BEGIN LISTED ENTRIES
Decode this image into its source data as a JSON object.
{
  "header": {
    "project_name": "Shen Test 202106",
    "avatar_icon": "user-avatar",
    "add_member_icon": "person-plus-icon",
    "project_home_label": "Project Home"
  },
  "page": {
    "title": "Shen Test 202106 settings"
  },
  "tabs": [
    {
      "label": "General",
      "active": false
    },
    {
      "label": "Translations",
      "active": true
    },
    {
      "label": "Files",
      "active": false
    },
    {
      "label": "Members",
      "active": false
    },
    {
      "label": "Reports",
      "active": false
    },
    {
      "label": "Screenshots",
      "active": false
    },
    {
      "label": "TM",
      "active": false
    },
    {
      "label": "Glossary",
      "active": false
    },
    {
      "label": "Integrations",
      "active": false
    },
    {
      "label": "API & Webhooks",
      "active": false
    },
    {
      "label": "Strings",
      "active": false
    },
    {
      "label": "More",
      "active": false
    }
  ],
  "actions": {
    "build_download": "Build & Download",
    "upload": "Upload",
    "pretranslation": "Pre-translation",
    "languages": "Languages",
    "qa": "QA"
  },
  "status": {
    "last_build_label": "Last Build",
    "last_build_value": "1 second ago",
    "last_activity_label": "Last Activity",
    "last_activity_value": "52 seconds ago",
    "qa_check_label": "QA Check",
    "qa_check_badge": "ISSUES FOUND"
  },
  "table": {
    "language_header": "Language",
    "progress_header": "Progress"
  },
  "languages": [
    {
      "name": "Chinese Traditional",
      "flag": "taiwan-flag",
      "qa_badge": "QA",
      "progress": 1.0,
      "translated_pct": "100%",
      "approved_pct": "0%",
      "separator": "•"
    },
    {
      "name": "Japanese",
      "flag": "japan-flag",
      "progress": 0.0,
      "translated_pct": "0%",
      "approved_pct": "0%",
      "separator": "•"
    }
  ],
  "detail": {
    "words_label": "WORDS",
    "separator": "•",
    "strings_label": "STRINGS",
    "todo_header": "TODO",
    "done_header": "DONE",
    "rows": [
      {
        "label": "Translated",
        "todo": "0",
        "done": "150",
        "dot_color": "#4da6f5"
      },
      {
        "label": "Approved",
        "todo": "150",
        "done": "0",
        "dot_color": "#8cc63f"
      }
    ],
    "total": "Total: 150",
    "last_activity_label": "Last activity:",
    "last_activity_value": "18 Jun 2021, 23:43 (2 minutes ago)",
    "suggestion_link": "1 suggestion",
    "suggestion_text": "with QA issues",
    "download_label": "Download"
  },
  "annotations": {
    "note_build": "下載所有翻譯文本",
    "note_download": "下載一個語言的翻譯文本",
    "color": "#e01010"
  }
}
END LISTED ENTRIES
Copy out the data shown above without altering anything.

FINISHED EXERCISE:
Decode this image into its source data as a JSON object.
{
  "header": {
    "project_name": "Shen Test 202106",
    "avatar_icon": "user-avatar",
    "add_member_icon": "person-plus-icon",
    "project_home_label": "Project Home"
  },
  "page": {
    "title": "Shen Test 202106 settings"
  },
  "tabs": [
    {
      "label": "General",
      "active": false
    },
    {
      "label": "Translations",
      "active": true
    },
    {
      "label": "Files",
      "active": false
    },
    {
      "label": "Members",
      "active": false
    },
    {
      "label": "Reports",
      "active": false
    },
    {
      "label": "Screenshots",
      "active": false
    },
    {
      "label": "TM",
      "active": false
    },
    {
      "label": "Glossary",
      "active": false
    },
    {
      "label": "Integrations",
      "active": false
    },
    {
      "label": "API & Webhooks",
      "active": false
    },
    {
      "label": "Strings",
      "active": false
    },
    {
      "label": "More",
      "active": false
    }
  ],
  "actions": {
    "build_download": "Build & Download",
    "upload": "Upload",
    "pretranslation": "Pre-translation",
    "languages": "Languages",
    "qa": "QA"
  },
  "status": {
    "last_build_label": "Last Build",
    "last_build_value": "1 second ago",
    "last_activity_label": "Last Activity",
    "last_activity_value": "52 seconds ago",
    "qa_check_label": "QA Check",
    "qa_check_badge": "ISSUES FOUND"
  },
  "table": {
    "language_header": "Language",
    "progress_header": "Progress"
  },
  "languages": [
    {
      "name": "Chinese Traditional",
      "flag": "taiwan-flag",
      "qa_badge": "QA",
      "progress": 1.0,
      "translated_pct": "100%",
      "approved_pct": "0%",
      "separator": "•"
    },
    {
      "name": "Japanese",
      "flag": "japan-flag",
      "progress": 0.0,
      "translated_pct": "0%",
      "approved_pct": "0%",
      "separator": "•"
    }
  ],
  "detail": {
    "words_label": "WORDS",
    "separator": "•",
    "strings_label": "STRINGS",
    "todo_header": "TODO",
    "done_header": "DONE",
    "rows": [
      {
        "label": "Translated",
        "todo": "0",
        "done": "150",
        "dot_color": "#4da6f5"
      },
      {
        "label": "Approved",
        "todo": "150",
        "done": "0",
        "dot_color": "#8cc63f"
      }
    ],
    "total": "Total: 150",
    "last_activity_label": "Last activity:",
    "last_activity_value": "18 Jun 2021, 23:43 (2 minutes ago)",
    "suggestion_link": "1 suggestion",
    "suggestion_text": "with QA issues",
    "download_label": "Download"
  },
  "annotations": {
    "note_build": "下載所有翻譯文本",
    "note_download": "下載一個語言的翻譯文本",
    "color": "#e01010"
  }
}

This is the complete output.